> _PROBLEM DETAILS_
Take every line from the listing below that contains "Includes".

> _EXCERPTED DATA_

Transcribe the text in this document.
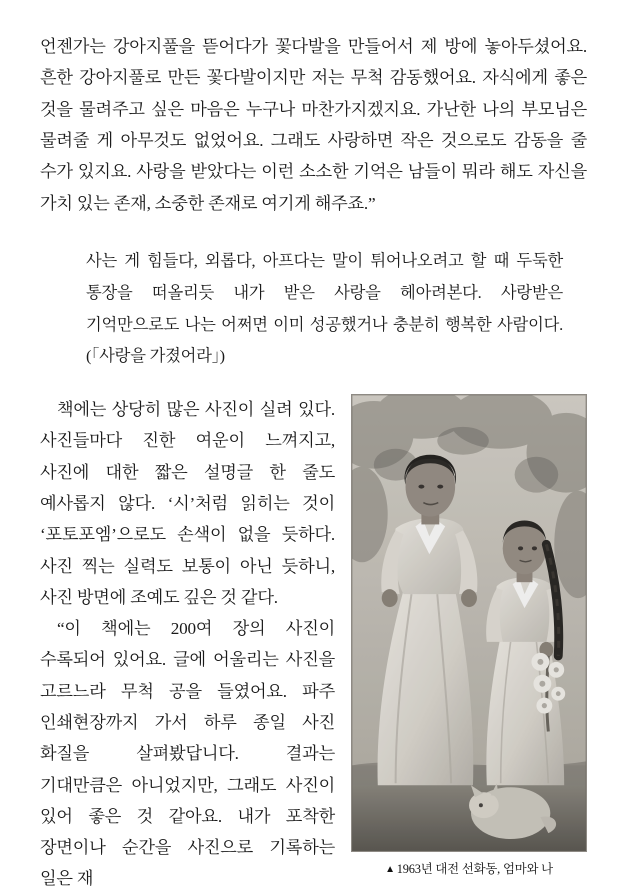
언젠가는 강아지풀을 뜯어다가 꽃다발을 만들어서 제 방에 놓아두셨어요. 흔한 강아지풀로 만든 꽃다발이지만 저는 무척 감동했어요. 자식에게 좋은 것을 물려주고 싶은 마음은 누구나 마찬가지겠지요. 가난한 나의 부모님은 물려줄 게 아무것도 없었어요. 그래도 사랑하면 작은 것으로도 감동을 줄 수가 있지요. 사랑을 받았다는 이런 소소한 기억은 남들이 뭐라 해도 자신을 가치 있는 존재, 소중한 존재로 여기게 해주죠.”

사는 게 힘들다, 외롭다, 아프다는 말이 튀어나오려고 할 때 두둑한 통장을 떠올리듯 내가 받은 사랑을 헤아려본다. 사랑받은 기억만으로도 나는 어쩌면 이미 성공했거나 충분히 행복한 사람이다. (「사랑을 가졌어라」)
▲ 1963년 대전 선화동, 엄마와 나

책에는 상당히 많은 사진이 실려 있다. 사진들마다 진한 여운이 느껴지고, 사진에 대한 짧은 설명글 한 줄도 예사롭지 않다. ‘시’처럼 읽히는 것이 ‘포토포엠’으로도 손색이 없을 듯하다. 사진 찍는 실력도 보통이 아닌 듯하니, 사진 방면에 조예도 깊은 것 같다.

“이 책에는 200여 장의 사진이 수록되어 있어요. 글에 어울리는 사진을 고르느라 무척 공을 들였어요. 파주 인쇄현장까지 가서 하루 종일 사진 화질을 살펴봤답니다. 결과는 기대만큼은 아니었지만, 그래도 사진이 있어 좋은 것 같아요. 내가 포착한 장면이나 순간을 사진으로 기록하는 일은 재
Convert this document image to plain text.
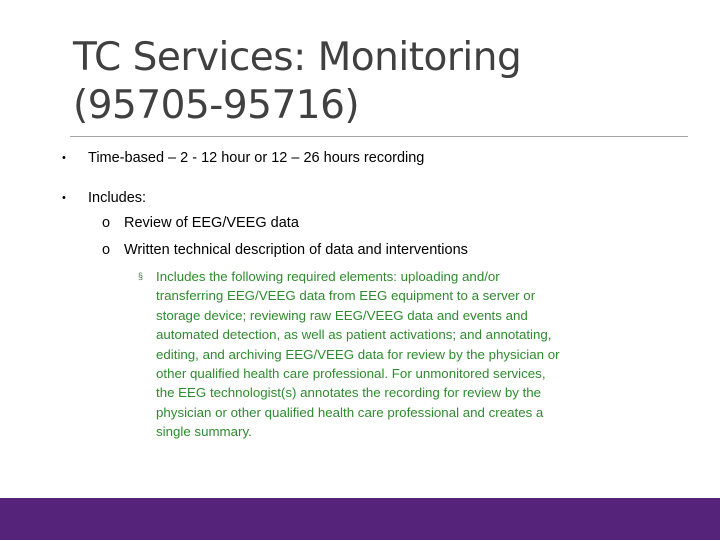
TC Services: Monitoring
(95705-95716)
• Time-based – 2 - 12 hour or 12 – 26 hours recording
• Includes:
o Review of EEG/VEEG data
o Written technical description of data and interventions
§ Includes the following required elements: uploading and/or
transferring EEG/VEEG data from EEG equipment to a server or
storage device; reviewing raw EEG/VEEG data and events and
automated detection, as well as patient activations; and annotating,
editing, and archiving EEG/VEEG data for review by the physician or
other qualified health care professional. For unmonitored services,
the EEG technologist(s) annotates the recording for review by the
physician or other qualified health care professional and creates a
single summary.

> _WORKED ANSWER_
• Includes:
§ Includes the following required elements: uploading and/or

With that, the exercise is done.